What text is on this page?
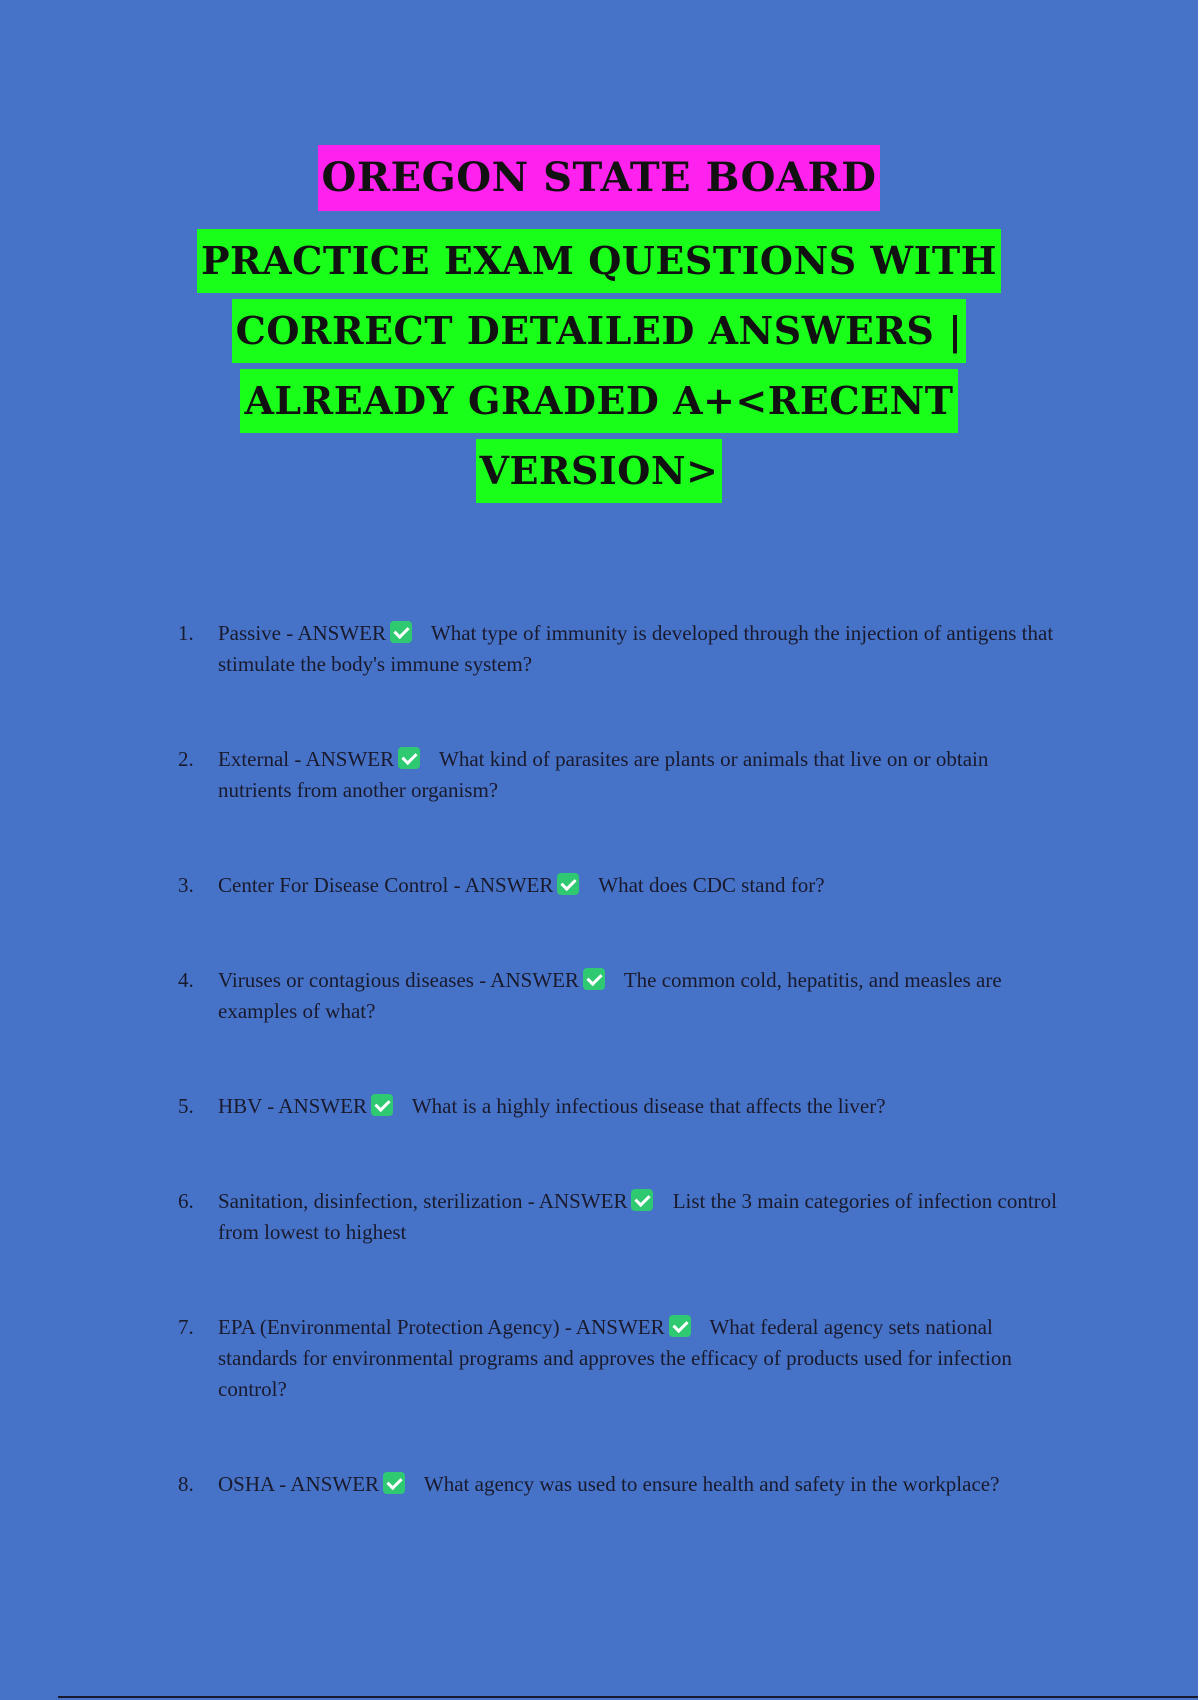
OREGON STATE BOARD
PRACTICE EXAM QUESTIONS WITH
CORRECT DETAILED ANSWERS |
ALREADY GRADED A+<RECENT
VERSION>
1. Passive - ANSWER What type of immunity is developed through the injection of antigens that stimulate the body's immune system?
2. External - ANSWER What kind of parasites are plants or animals that live on or obtain nutrients from another organism?
3. Center For Disease Control - ANSWER What does CDC stand for?
4. Viruses or contagious diseases - ANSWER The common cold, hepatitis, and measles are examples of what?
5. HBV - ANSWER What is a highly infectious disease that affects the liver?
6. Sanitation, disinfection, sterilization - ANSWER List the 3 main categories of infection control from lowest to highest
7. EPA (Environmental Protection Agency) - ANSWER What federal agency sets national standards for environmental programs and approves the efficacy of products used for infection control?
8. OSHA - ANSWER What agency was used to ensure health and safety in the workplace?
+--
Skipping every picture, reproduce the records word for word.

What text is on this page?
OREGON STATE BOARD
PRACTICE EXAM QUESTIONS WITH
CORRECT DETAILED ANSWERS |
ALREADY GRADED A+<RECENT
VERSION>
1. Passive - ANSWER What type of immunity is developed through the injection of antigens that stimulate the body's immune system?
2. External - ANSWER What kind of parasites are plants or animals that live on or obtain nutrients from another organism?
3. Center For Disease Control - ANSWER What does CDC stand for?
4. Viruses or contagious diseases - ANSWER The common cold, hepatitis, and measles are examples of what?
5. HBV - ANSWER What is a highly infectious disease that affects the liver?
6. Sanitation, disinfection, sterilization - ANSWER List the 3 main categories of infection control from lowest to highest
7. EPA (Environmental Protection Agency) - ANSWER What federal agency sets national standards for environmental programs and approves the efficacy of products used for infection control?
8. OSHA - ANSWER What agency was used to ensure health and safety in the workplace?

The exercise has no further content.